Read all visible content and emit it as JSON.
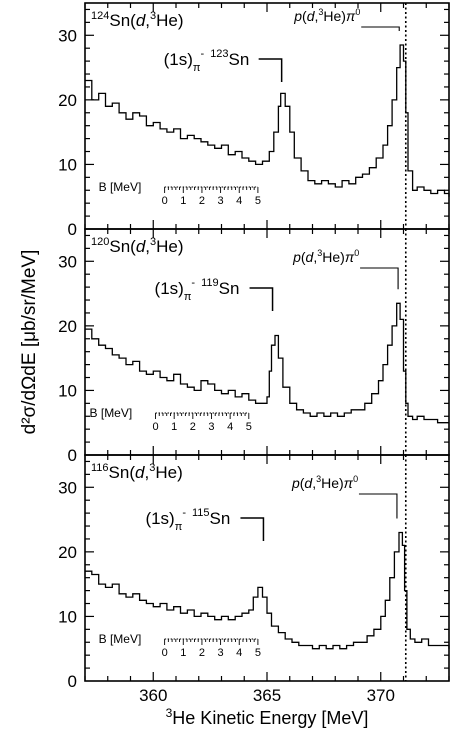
{
  "chart_data": {
    "type": "line",
    "x_axis": {
      "label_sup": "3",
      "label": "He Kinetic Energy [MeV]",
      "range": [
        357,
        373
      ],
      "ticks": [
        "360",
        "365",
        "370"
      ],
      "tick_values": [
        360,
        365,
        370
      ]
    },
    "y_axis": {
      "label": "d²σ/dΩdE [μb/sr/MeV]",
      "range": [
        0,
        35
      ],
      "ticks": [
        "0",
        "10",
        "20",
        "30"
      ],
      "tick_values": [
        0,
        10,
        20,
        30
      ]
    },
    "threshold_line_x": 371.1,
    "panels": [
      {
        "target": {
          "mass": "124",
          "element": "Sn(",
          "proj": "d",
          "sep": ",",
          "sup": "3",
          "prod": "He)"
        },
        "peak_label": {
          "state": "(1s)",
          "sub": "π",
          "sup1": "-",
          "sup2": "123",
          "element": "Sn"
        },
        "peak_x": 365.6,
        "peak_y": 21,
        "pi0_label": {
          "p": "p",
          "open": "(",
          "d": "d",
          "comma": ",",
          "sup3": "3",
          "he": "He)",
          "pi": "π",
          "zero": "0"
        },
        "pi0_x": 370.9,
        "pi0_y": 28.5,
        "b_scale": {
          "title": "B [MeV]",
          "ticks": [
            "0",
            "1",
            "2",
            "3",
            "4",
            "5"
          ],
          "x_at_0": 360.5,
          "x_at_5": 364.6
        },
        "x": [
          357,
          357.3,
          357.6,
          357.9,
          358.2,
          358.5,
          358.8,
          359.1,
          359.4,
          359.7,
          360.0,
          360.3,
          360.6,
          360.9,
          361.2,
          361.5,
          361.8,
          362.1,
          362.4,
          362.7,
          363.0,
          363.3,
          363.6,
          363.9,
          364.2,
          364.5,
          364.8,
          365.1,
          365.3,
          365.5,
          365.6,
          365.8,
          366.0,
          366.2,
          366.5,
          366.8,
          367.1,
          367.4,
          367.7,
          368.0,
          368.3,
          368.6,
          368.9,
          369.2,
          369.5,
          369.8,
          370.1,
          370.3,
          370.5,
          370.7,
          370.85,
          371.0,
          371.1,
          371.2,
          371.4,
          371.6,
          371.9,
          372.2,
          372.5,
          372.8,
          373.0
        ],
        "y": [
          23,
          20,
          21,
          19,
          19.5,
          18,
          17,
          18,
          17.5,
          16,
          16.5,
          15.5,
          15,
          15.5,
          14,
          14.5,
          14,
          13.5,
          13,
          12.5,
          13,
          11.5,
          12,
          11,
          10.5,
          10,
          10.5,
          12,
          15,
          19,
          21,
          19,
          15,
          11,
          9,
          7.5,
          7,
          7.5,
          7,
          6.5,
          7.5,
          7,
          8,
          8.5,
          9.5,
          11,
          13,
          16,
          20,
          25,
          28.5,
          26,
          18,
          9,
          6,
          6.5,
          6,
          5.5,
          6,
          5.5,
          5
        ]
      },
      {
        "target": {
          "mass": "120",
          "element": "Sn(",
          "proj": "d",
          "sep": ",",
          "sup": "3",
          "prod": "He)"
        },
        "peak_label": {
          "state": "(1s)",
          "sub": "π",
          "sup1": "-",
          "sup2": "119",
          "element": "Sn"
        },
        "peak_x": 365.2,
        "peak_y": 18.5,
        "pi0_label": {
          "p": "p",
          "open": "(",
          "d": "d",
          "comma": ",",
          "sup3": "3",
          "he": "He)",
          "pi": "π",
          "zero": "0"
        },
        "pi0_x": 370.85,
        "pi0_y": 23.5,
        "b_scale": {
          "title": "B [MeV]",
          "ticks": [
            "0",
            "1",
            "2",
            "3",
            "4",
            "5"
          ],
          "x_at_0": 360.1,
          "x_at_5": 364.2
        },
        "x": [
          357,
          357.3,
          357.6,
          357.9,
          358.2,
          358.5,
          358.8,
          359.1,
          359.4,
          359.7,
          360.0,
          360.3,
          360.6,
          360.9,
          361.2,
          361.5,
          361.8,
          362.1,
          362.4,
          362.7,
          363.0,
          363.3,
          363.6,
          363.9,
          364.2,
          364.5,
          364.8,
          365.0,
          365.1,
          365.2,
          365.35,
          365.5,
          365.7,
          366.0,
          366.3,
          366.6,
          366.9,
          367.2,
          367.5,
          367.8,
          368.1,
          368.4,
          368.7,
          369.0,
          369.3,
          369.6,
          369.9,
          370.1,
          370.3,
          370.5,
          370.7,
          370.85,
          371.0,
          371.1,
          371.2,
          371.4,
          371.6,
          371.9,
          372.2,
          372.5,
          372.8,
          373.0
        ],
        "y": [
          19.5,
          18,
          17,
          16.5,
          15.5,
          15,
          14,
          14.5,
          13,
          12.5,
          13,
          12,
          11.5,
          12.5,
          11,
          10.5,
          10,
          11.5,
          11,
          10,
          9.5,
          10,
          9,
          9.5,
          8.5,
          8,
          8,
          9,
          13,
          17,
          18.5,
          15,
          10.5,
          8,
          7,
          6.5,
          6,
          6.5,
          6,
          6.5,
          6,
          6.5,
          7,
          7,
          8,
          9.5,
          11.5,
          14,
          17,
          20,
          23.5,
          21,
          13,
          8,
          6,
          5.5,
          6,
          5.5,
          5.5,
          5,
          5,
          5
        ]
      },
      {
        "target": {
          "mass": "116",
          "element": "Sn(",
          "proj": "d",
          "sep": ",",
          "sup": "3",
          "prod": "He)"
        },
        "peak_label": {
          "state": "(1s)",
          "sub": "π",
          "sup1": "-",
          "sup2": "115",
          "element": "Sn"
        },
        "peak_x": 364.8,
        "peak_y": 14.5,
        "pi0_label": {
          "p": "p",
          "open": "(",
          "d": "d",
          "comma": ",",
          "sup3": "3",
          "he": "He)",
          "pi": "π",
          "zero": "0"
        },
        "pi0_x": 370.8,
        "pi0_y": 23,
        "b_scale": {
          "title": "B [MeV]",
          "ticks": [
            "0",
            "1",
            "2",
            "3",
            "4",
            "5"
          ],
          "x_at_0": 360.5,
          "x_at_5": 364.6
        },
        "x": [
          357,
          357.3,
          357.6,
          357.9,
          358.2,
          358.5,
          358.8,
          359.1,
          359.4,
          359.7,
          360.0,
          360.3,
          360.6,
          360.9,
          361.2,
          361.5,
          361.8,
          362.1,
          362.4,
          362.7,
          363.0,
          363.3,
          363.6,
          363.9,
          364.2,
          364.4,
          364.6,
          364.8,
          365.0,
          365.2,
          365.5,
          365.8,
          366.1,
          366.4,
          366.7,
          367.0,
          367.3,
          367.6,
          367.9,
          368.2,
          368.5,
          368.8,
          369.1,
          369.4,
          369.7,
          370.0,
          370.2,
          370.4,
          370.6,
          370.8,
          370.95,
          371.05,
          371.15,
          371.3,
          371.5,
          371.8,
          372.1,
          372.4,
          372.7,
          373.0
        ],
        "y": [
          17,
          16.5,
          15,
          14.5,
          15,
          13.5,
          13,
          13.5,
          12.5,
          12,
          11.5,
          12,
          11,
          11.5,
          10.5,
          11,
          10,
          10.5,
          10,
          9.5,
          10,
          9.5,
          10,
          10.5,
          11,
          13,
          14.5,
          13,
          10.5,
          8.5,
          7.5,
          6.5,
          6,
          5.5,
          5.5,
          5,
          5.5,
          5,
          5.5,
          5,
          5.5,
          6,
          6,
          7,
          8,
          10,
          12.5,
          16,
          20,
          23,
          21,
          14,
          8,
          6.5,
          6,
          6.5,
          5.5,
          5.5,
          5.5,
          5
        ]
      }
    ]
  }
}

BRIEF → Return each line exactly as written. Any picture gets left out.

EXERCISE ANSWER →
Read all visible content and emit it as JSON.
{
  "chart_data": {
    "type": "line",
    "x_axis": {
      "label_sup": "3",
      "label": "He Kinetic Energy [MeV]",
      "range": [
        357,
        373
      ],
      "ticks": [
        "360",
        "365",
        "370"
      ],
      "tick_values": [
        360,
        365,
        370
      ]
    },
    "y_axis": {
      "label": "d²σ/dΩdE [μb/sr/MeV]",
      "range": [
        0,
        35
      ],
      "ticks": [
        "0",
        "10",
        "20",
        "30"
      ],
      "tick_values": [
        0,
        10,
        20,
        30
      ]
    },
    "threshold_line_x": 371.1,
    "panels": [
      {
        "target": {
          "mass": "124",
          "element": "Sn(",
          "proj": "d",
          "sep": ",",
          "sup": "3",
          "prod": "He)"
        },
        "peak_label": {
          "state": "(1s)",
          "sub": "π",
          "sup1": "-",
          "sup2": "123",
          "element": "Sn"
        },
        "peak_x": 365.6,
        "peak_y": 21,
        "pi0_label": {
          "p": "p",
          "open": "(",
          "d": "d",
          "comma": ",",
          "sup3": "3",
          "he": "He)",
          "pi": "π",
          "zero": "0"
        },
        "pi0_x": 370.9,
        "pi0_y": 28.5,
        "b_scale": {
          "title": "B [MeV]",
          "ticks": [
            "0",
            "1",
            "2",
            "3",
            "4",
            "5"
          ],
          "x_at_0": 360.5,
          "x_at_5": 364.6
        },
        "x": [
          357,
          357.3,
          357.6,
          357.9,
          358.2,
          358.5,
          358.8,
          359.1,
          359.4,
          359.7,
          360.0,
          360.3,
          360.6,
          360.9,
          361.2,
          361.5,
          361.8,
          362.1,
          362.4,
          362.7,
          363.0,
          363.3,
          363.6,
          363.9,
          364.2,
          364.5,
          364.8,
          365.1,
          365.3,
          365.5,
          365.6,
          365.8,
          366.0,
          366.2,
          366.5,
          366.8,
          367.1,
          367.4,
          367.7,
          368.0,
          368.3,
          368.6,
          368.9,
          369.2,
          369.5,
          369.8,
          370.1,
          370.3,
          370.5,
          370.7,
          370.85,
          371.0,
          371.1,
          371.2,
          371.4,
          371.6,
          371.9,
          372.2,
          372.5,
          372.8,
          373.0
        ],
        "y": [
          23,
          20,
          21,
          19,
          19.5,
          18,
          17,
          18,
          17.5,
          16,
          16.5,
          15.5,
          15,
          15.5,
          14,
          14.5,
          14,
          13.5,
          13,
          12.5,
          13,
          11.5,
          12,
          11,
          10.5,
          10,
          10.5,
          12,
          15,
          19,
          21,
          19,
          15,
          11,
          9,
          7.5,
          7,
          7.5,
          7,
          6.5,
          7.5,
          7,
          8,
          8.5,
          9.5,
          11,
          13,
          16,
          20,
          25,
          28.5,
          26,
          18,
          9,
          6,
          6.5,
          6,
          5.5,
          6,
          5.5,
          5
        ]
      },
      {
        "target": {
          "mass": "120",
          "element": "Sn(",
          "proj": "d",
          "sep": ",",
          "sup": "3",
          "prod": "He)"
        },
        "peak_label": {
          "state": "(1s)",
          "sub": "π",
          "sup1": "-",
          "sup2": "119",
          "element": "Sn"
        },
        "peak_x": 365.2,
        "peak_y": 18.5,
        "pi0_label": {
          "p": "p",
          "open": "(",
          "d": "d",
          "comma": ",",
          "sup3": "3",
          "he": "He)",
          "pi": "π",
          "zero": "0"
        },
        "pi0_x": 370.85,
        "pi0_y": 23.5,
        "b_scale": {
          "title": "B [MeV]",
          "ticks": [
            "0",
            "1",
            "2",
            "3",
            "4",
            "5"
          ],
          "x_at_0": 360.1,
          "x_at_5": 364.2
        },
        "x": [
          357,
          357.3,
          357.6,
          357.9,
          358.2,
          358.5,
          358.8,
          359.1,
          359.4,
          359.7,
          360.0,
          360.3,
          360.6,
          360.9,
          361.2,
          361.5,
          361.8,
          362.1,
          362.4,
          362.7,
          363.0,
          363.3,
          363.6,
          363.9,
          364.2,
          364.5,
          364.8,
          365.0,
          365.1,
          365.2,
          365.35,
          365.5,
          365.7,
          366.0,
          366.3,
          366.6,
          366.9,
          367.2,
          367.5,
          367.8,
          368.1,
          368.4,
          368.7,
          369.0,
          369.3,
          369.6,
          369.9,
          370.1,
          370.3,
          370.5,
          370.7,
          370.85,
          371.0,
          371.1,
          371.2,
          371.4,
          371.6,
          371.9,
          372.2,
          372.5,
          372.8,
          373.0
        ],
        "y": [
          19.5,
          18,
          17,
          16.5,
          15.5,
          15,
          14,
          14.5,
          13,
          12.5,
          13,
          12,
          11.5,
          12.5,
          11,
          10.5,
          10,
          11.5,
          11,
          10,
          9.5,
          10,
          9,
          9.5,
          8.5,
          8,
          8,
          9,
          13,
          17,
          18.5,
          15,
          10.5,
          8,
          7,
          6.5,
          6,
          6.5,
          6,
          6.5,
          6,
          6.5,
          7,
          7,
          8,
          9.5,
          11.5,
          14,
          17,
          20,
          23.5,
          21,
          13,
          8,
          6,
          5.5,
          6,
          5.5,
          5.5,
          5,
          5,
          5
        ]
      },
      {
        "target": {
          "mass": "116",
          "element": "Sn(",
          "proj": "d",
          "sep": ",",
          "sup": "3",
          "prod": "He)"
        },
        "peak_label": {
          "state": "(1s)",
          "sub": "π",
          "sup1": "-",
          "sup2": "115",
          "element": "Sn"
        },
        "peak_x": 364.8,
        "peak_y": 14.5,
        "pi0_label": {
          "p": "p",
          "open": "(",
          "d": "d",
          "comma": ",",
          "sup3": "3",
          "he": "He)",
          "pi": "π",
          "zero": "0"
        },
        "pi0_x": 370.8,
        "pi0_y": 23,
        "b_scale": {
          "title": "B [MeV]",
          "ticks": [
            "0",
            "1",
            "2",
            "3",
            "4",
            "5"
          ],
          "x_at_0": 360.5,
          "x_at_5": 364.6
        },
        "x": [
          357,
          357.3,
          357.6,
          357.9,
          358.2,
          358.5,
          358.8,
          359.1,
          359.4,
          359.7,
          360.0,
          360.3,
          360.6,
          360.9,
          361.2,
          361.5,
          361.8,
          362.1,
          362.4,
          362.7,
          363.0,
          363.3,
          363.6,
          363.9,
          364.2,
          364.4,
          364.6,
          364.8,
          365.0,
          365.2,
          365.5,
          365.8,
          366.1,
          366.4,
          366.7,
          367.0,
          367.3,
          367.6,
          367.9,
          368.2,
          368.5,
          368.8,
          369.1,
          369.4,
          369.7,
          370.0,
          370.2,
          370.4,
          370.6,
          370.8,
          370.95,
          371.05,
          371.15,
          371.3,
          371.5,
          371.8,
          372.1,
          372.4,
          372.7,
          373.0
        ],
        "y": [
          17,
          16.5,
          15,
          14.5,
          15,
          13.5,
          13,
          13.5,
          12.5,
          12,
          11.5,
          12,
          11,
          11.5,
          10.5,
          11,
          10,
          10.5,
          10,
          9.5,
          10,
          9.5,
          10,
          10.5,
          11,
          13,
          14.5,
          13,
          10.5,
          8.5,
          7.5,
          6.5,
          6,
          5.5,
          5.5,
          5,
          5.5,
          5,
          5.5,
          5,
          5.5,
          6,
          6,
          7,
          8,
          10,
          12.5,
          16,
          20,
          23,
          21,
          14,
          8,
          6.5,
          6,
          6.5,
          5.5,
          5.5,
          5.5,
          5
        ]
      }
    ]
  }
}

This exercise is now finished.